• What you should do
Search the data below for the word "temp" and copy each line that holds it.

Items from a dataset
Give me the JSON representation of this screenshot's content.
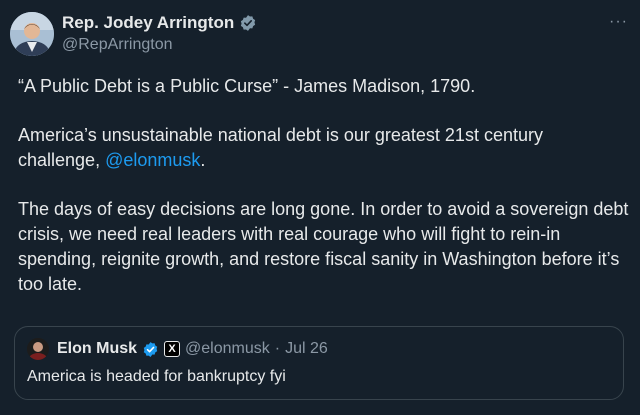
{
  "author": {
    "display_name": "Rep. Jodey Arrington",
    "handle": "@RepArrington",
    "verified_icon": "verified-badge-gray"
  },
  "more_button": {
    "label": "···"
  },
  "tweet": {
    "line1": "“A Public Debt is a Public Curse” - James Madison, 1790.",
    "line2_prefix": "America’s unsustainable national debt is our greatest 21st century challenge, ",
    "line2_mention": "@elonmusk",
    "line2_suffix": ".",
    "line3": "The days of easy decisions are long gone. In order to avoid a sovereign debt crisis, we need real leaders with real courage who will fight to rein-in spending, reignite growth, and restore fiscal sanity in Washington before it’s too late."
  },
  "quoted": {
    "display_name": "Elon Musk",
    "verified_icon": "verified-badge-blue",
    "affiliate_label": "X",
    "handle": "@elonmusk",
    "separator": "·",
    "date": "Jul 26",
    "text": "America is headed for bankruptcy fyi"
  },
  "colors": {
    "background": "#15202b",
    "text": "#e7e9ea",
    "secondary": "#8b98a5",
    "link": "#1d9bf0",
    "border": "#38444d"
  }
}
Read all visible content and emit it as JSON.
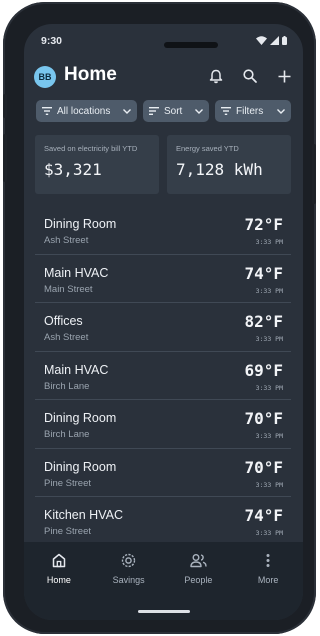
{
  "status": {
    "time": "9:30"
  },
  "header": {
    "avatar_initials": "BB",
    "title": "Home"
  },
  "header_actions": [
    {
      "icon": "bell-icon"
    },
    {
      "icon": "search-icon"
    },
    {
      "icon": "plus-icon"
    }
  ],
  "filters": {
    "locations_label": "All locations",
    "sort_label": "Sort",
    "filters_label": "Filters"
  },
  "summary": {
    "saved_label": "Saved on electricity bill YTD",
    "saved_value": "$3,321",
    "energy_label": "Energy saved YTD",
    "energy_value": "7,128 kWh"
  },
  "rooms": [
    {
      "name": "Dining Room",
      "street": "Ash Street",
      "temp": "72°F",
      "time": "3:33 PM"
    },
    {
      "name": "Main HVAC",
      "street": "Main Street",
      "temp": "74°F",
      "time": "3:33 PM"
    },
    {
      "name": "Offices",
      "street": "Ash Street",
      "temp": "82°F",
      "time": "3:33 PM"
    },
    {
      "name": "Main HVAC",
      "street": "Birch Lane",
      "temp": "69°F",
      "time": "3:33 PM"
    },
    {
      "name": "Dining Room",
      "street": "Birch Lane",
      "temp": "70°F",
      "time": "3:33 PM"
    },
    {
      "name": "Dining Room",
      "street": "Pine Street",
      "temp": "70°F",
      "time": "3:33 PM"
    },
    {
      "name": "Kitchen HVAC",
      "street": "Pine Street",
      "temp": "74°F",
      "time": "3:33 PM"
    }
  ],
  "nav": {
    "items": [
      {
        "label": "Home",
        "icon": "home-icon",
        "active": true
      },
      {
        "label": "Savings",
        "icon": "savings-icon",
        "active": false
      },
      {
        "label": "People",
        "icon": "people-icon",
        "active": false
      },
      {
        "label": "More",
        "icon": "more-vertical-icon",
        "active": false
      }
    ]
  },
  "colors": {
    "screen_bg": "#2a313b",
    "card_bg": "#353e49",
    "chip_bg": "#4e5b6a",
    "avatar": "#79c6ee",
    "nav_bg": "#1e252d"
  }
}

• Solution for this problem
      "temp": "72°F",
      "temp": "74°F",
      "temp": "82°F",
      "temp": "69°F",
      "temp": "70°F",
      "temp": "70°F",
      "temp": "74°F",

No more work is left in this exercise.